TASK OBJECTIVE
For each line below that includes the word "Siskiyou", make a copy.

MATERIAL PROVIDED
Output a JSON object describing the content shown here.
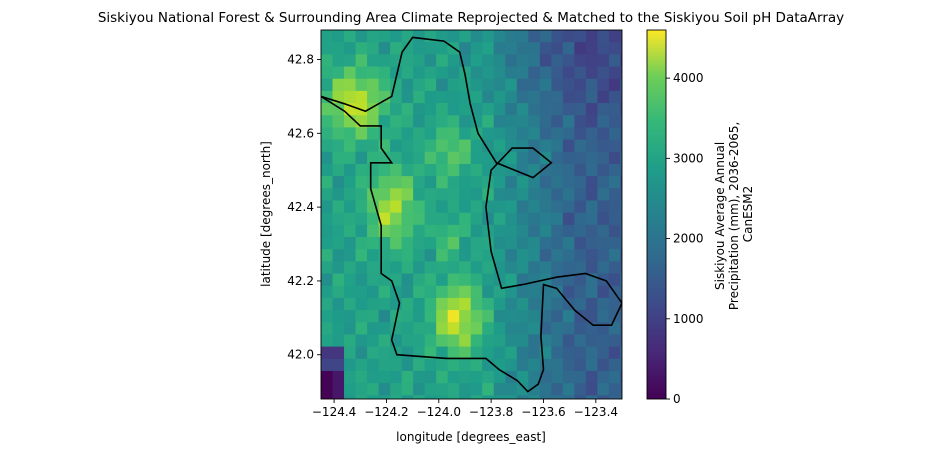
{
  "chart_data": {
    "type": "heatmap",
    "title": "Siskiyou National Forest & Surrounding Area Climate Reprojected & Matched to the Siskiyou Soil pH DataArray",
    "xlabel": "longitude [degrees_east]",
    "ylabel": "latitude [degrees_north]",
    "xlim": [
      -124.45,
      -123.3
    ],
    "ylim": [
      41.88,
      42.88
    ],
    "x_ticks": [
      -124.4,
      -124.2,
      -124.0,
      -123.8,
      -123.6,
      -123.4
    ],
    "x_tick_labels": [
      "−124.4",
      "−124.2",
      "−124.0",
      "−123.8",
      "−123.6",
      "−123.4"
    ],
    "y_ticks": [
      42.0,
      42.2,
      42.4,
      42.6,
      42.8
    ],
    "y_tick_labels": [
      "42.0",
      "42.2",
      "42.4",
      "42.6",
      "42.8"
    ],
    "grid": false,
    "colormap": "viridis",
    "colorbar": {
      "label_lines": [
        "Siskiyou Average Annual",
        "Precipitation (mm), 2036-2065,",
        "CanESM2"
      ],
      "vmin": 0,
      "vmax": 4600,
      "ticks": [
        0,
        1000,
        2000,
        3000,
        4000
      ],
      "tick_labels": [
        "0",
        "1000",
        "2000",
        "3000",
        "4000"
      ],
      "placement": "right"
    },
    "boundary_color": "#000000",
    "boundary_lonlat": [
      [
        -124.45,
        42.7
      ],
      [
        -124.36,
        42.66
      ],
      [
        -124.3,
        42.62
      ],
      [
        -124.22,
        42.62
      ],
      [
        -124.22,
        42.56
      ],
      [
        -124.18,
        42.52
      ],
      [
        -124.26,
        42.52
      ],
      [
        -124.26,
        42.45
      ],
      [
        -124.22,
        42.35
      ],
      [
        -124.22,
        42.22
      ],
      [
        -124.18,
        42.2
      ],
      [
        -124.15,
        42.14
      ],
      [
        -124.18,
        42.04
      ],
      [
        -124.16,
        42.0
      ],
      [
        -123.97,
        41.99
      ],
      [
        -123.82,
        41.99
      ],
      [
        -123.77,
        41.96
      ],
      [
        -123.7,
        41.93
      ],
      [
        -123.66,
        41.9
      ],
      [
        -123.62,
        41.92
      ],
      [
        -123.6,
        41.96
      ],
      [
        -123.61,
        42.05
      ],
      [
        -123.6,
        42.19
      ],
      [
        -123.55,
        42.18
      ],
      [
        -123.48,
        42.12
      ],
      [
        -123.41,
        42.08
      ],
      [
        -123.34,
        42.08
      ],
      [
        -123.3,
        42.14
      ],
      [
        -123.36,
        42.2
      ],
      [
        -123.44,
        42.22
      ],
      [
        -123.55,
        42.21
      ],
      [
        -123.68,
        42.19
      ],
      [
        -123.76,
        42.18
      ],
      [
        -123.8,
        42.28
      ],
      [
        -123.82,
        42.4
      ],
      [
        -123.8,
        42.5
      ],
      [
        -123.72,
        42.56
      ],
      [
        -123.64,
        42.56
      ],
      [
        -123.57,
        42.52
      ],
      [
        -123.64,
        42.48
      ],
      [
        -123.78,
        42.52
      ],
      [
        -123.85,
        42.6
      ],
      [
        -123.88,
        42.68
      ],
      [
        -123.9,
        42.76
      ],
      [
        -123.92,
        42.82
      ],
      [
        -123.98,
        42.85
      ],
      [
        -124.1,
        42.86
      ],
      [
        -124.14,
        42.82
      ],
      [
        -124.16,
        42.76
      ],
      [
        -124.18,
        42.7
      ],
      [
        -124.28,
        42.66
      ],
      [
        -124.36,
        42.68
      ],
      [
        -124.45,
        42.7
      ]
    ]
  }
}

OUTPUT BELOW
    "title": "Siskiyou National Forest & Surrounding Area Climate Reprojected & Matched to the Siskiyou Soil pH DataArray",
        "Siskiyou Average Annual",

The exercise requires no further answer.